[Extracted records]
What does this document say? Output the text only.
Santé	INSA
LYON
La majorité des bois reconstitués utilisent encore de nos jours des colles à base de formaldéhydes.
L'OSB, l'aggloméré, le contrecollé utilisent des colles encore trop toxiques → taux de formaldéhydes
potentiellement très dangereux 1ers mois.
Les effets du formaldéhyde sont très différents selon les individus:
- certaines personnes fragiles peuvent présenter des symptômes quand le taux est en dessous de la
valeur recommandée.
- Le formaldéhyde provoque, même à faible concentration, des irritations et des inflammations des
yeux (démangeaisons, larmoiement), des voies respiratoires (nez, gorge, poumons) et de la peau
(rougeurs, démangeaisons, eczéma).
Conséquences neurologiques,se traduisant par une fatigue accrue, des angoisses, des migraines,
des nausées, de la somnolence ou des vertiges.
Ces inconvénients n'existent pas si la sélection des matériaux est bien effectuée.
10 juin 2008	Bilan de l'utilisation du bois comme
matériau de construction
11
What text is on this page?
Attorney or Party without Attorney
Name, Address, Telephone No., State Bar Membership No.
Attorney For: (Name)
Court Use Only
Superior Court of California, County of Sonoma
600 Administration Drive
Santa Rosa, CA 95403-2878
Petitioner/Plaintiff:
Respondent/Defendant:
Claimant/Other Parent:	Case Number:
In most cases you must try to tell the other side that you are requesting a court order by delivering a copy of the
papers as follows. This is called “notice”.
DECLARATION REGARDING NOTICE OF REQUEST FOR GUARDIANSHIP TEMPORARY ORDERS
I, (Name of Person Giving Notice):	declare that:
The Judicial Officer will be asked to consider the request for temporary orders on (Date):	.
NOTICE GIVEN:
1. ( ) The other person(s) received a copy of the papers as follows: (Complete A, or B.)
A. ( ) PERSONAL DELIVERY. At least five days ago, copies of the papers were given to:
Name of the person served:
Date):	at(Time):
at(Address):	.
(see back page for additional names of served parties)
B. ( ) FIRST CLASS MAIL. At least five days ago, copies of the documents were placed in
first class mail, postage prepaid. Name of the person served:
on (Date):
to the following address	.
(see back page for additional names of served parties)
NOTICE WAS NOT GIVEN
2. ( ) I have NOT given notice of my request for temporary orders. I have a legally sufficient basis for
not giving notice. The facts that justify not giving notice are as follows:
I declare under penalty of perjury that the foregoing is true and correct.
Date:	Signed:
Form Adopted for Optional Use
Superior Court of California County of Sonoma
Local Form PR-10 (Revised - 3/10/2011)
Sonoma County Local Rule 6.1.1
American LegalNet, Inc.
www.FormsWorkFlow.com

**WHAT YOU SHOULD DO**
Each line with the string "Superior" in it needs to be found and copied.

**RESULT OF THE EXERCISE**
Superior Court of California, County of Sonoma
Superior Court of California County of Sonoma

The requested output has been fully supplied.